**Required work:**
Keep every line where the word "count" appears; drop the rest.

**Source records:**
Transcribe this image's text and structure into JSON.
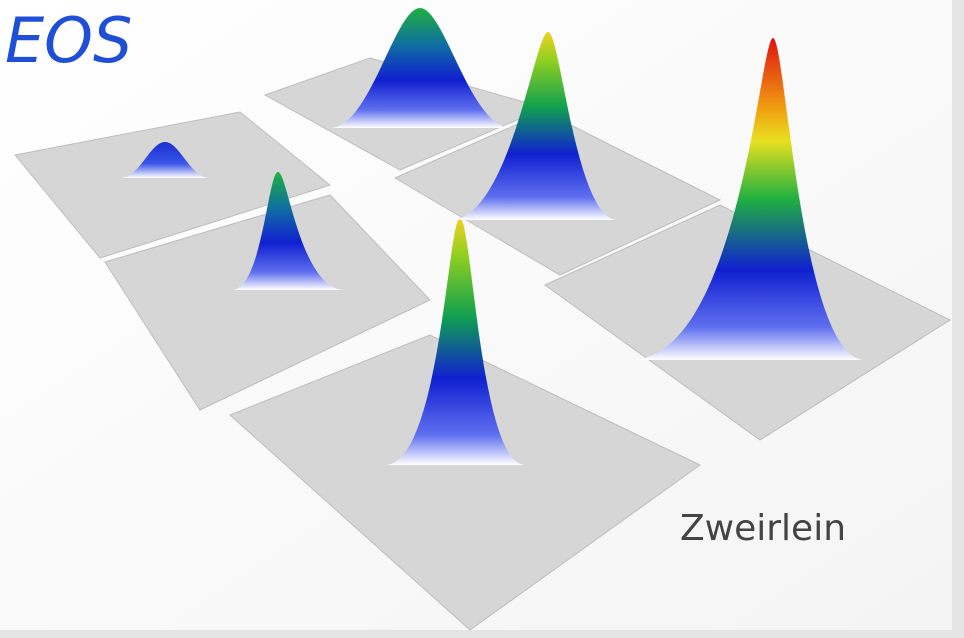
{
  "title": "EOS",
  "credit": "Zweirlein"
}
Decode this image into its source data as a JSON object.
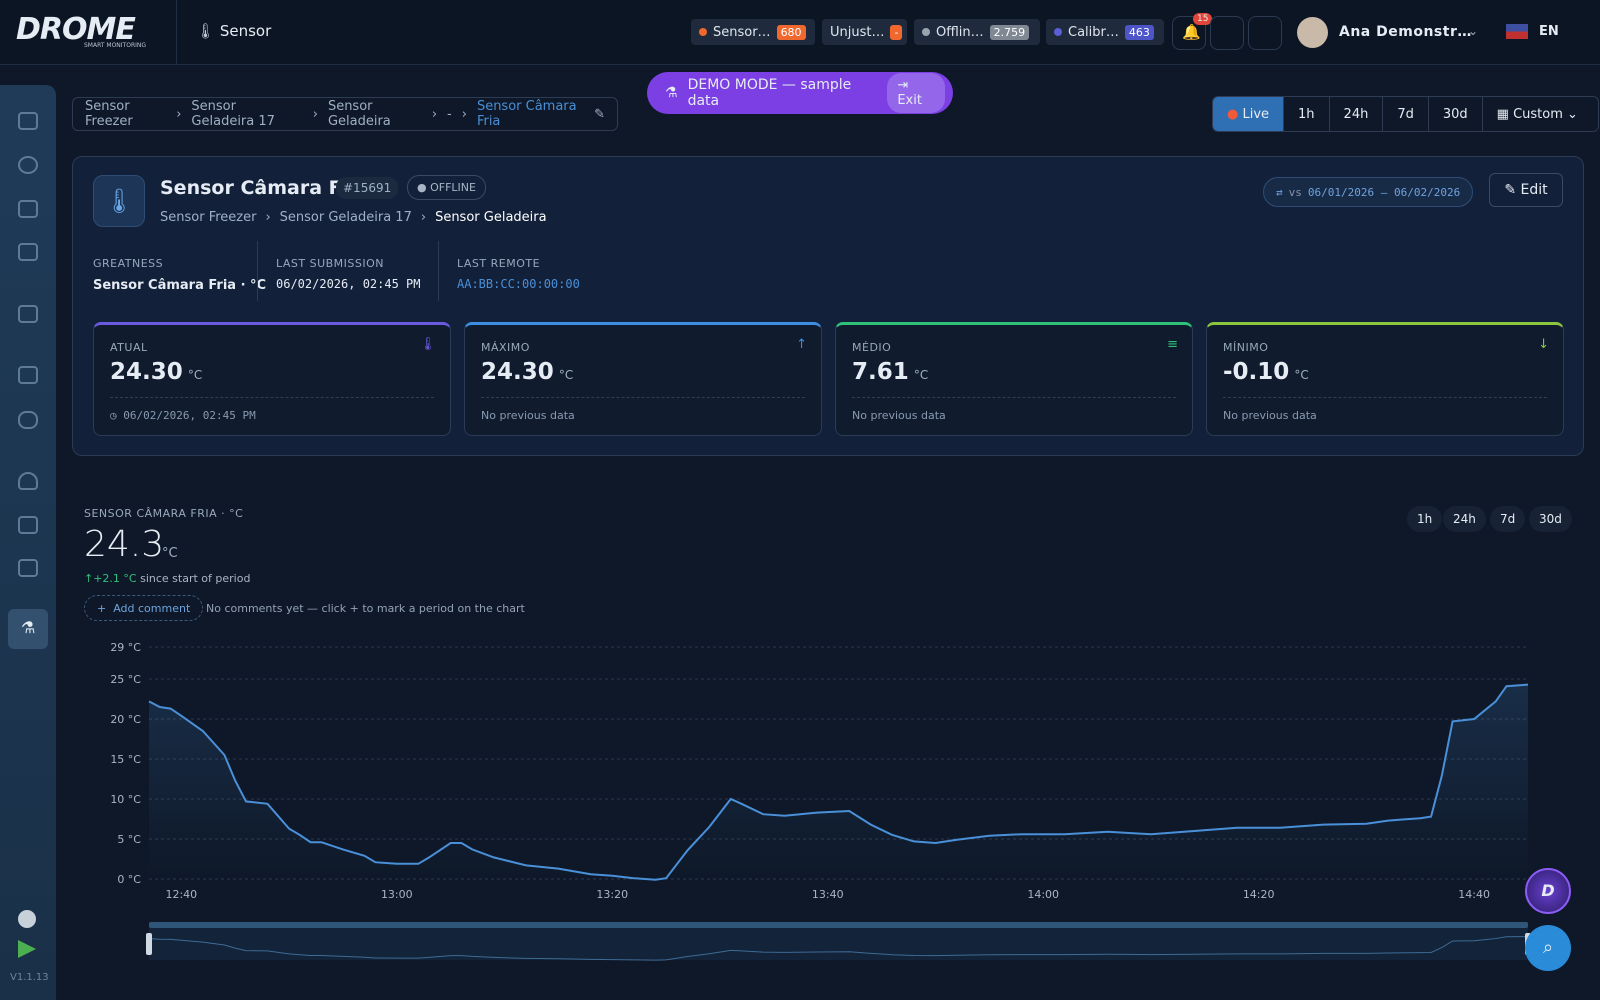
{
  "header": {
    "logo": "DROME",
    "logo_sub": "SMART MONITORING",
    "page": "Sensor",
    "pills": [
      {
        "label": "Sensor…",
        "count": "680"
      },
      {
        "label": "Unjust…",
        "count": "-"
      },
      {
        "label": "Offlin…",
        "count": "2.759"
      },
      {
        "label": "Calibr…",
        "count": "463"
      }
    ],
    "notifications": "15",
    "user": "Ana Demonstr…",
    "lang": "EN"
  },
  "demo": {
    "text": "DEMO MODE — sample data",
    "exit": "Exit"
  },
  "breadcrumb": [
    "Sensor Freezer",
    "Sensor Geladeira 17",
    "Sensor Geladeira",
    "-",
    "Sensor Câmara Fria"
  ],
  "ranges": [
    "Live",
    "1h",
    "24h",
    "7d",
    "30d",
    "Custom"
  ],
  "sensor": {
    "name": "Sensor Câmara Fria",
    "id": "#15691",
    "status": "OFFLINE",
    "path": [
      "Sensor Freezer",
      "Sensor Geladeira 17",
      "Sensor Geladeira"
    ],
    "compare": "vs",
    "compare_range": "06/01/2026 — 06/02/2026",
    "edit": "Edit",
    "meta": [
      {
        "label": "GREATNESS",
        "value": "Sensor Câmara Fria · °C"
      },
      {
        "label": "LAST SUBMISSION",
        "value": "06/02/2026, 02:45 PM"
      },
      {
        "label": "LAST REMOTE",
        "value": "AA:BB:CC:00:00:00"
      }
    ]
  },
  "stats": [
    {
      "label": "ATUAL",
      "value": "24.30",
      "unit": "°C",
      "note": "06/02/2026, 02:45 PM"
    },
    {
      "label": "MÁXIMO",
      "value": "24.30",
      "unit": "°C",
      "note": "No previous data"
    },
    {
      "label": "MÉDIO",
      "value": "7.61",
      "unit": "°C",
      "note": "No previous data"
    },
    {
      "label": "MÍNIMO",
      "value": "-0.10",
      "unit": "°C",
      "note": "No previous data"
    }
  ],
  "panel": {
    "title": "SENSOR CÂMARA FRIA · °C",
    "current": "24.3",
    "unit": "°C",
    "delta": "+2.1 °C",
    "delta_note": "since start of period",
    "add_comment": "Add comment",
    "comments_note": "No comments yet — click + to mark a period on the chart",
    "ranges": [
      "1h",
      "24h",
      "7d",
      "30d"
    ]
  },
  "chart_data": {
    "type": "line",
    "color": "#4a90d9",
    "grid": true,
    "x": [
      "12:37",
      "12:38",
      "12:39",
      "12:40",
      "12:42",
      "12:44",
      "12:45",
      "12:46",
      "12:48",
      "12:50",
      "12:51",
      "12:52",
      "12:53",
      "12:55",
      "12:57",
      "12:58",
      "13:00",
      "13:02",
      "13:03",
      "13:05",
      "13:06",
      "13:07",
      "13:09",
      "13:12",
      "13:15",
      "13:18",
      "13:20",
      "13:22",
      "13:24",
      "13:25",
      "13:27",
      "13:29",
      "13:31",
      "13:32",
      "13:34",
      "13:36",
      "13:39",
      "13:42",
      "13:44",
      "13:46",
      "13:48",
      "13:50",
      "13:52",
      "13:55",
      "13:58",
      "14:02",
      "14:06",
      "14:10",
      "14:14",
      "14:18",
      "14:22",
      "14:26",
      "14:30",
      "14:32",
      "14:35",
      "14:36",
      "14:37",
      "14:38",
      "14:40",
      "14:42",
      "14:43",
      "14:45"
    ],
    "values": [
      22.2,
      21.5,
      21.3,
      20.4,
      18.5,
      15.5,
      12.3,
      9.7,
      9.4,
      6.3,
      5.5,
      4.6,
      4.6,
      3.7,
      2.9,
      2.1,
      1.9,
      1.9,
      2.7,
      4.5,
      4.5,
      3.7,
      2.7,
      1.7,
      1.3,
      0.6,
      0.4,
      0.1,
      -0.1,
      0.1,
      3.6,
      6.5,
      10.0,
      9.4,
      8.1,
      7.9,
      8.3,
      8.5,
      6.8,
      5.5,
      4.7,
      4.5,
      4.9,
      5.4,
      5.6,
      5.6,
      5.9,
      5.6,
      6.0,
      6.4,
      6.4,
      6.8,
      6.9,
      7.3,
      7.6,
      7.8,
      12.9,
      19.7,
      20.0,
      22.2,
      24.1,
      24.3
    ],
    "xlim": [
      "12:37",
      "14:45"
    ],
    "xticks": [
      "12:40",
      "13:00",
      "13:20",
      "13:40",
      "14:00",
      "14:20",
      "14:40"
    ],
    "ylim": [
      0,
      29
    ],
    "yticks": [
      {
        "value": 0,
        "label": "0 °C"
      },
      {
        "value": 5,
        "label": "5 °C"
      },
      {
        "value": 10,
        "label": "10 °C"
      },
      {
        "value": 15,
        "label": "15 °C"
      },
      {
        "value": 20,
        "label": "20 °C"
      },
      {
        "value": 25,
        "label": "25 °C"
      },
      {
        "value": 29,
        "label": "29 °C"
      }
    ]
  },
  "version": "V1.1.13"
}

**Output:**
        "count": "680"
        "count": "-"
        "count": "2.759"
        "count": "463"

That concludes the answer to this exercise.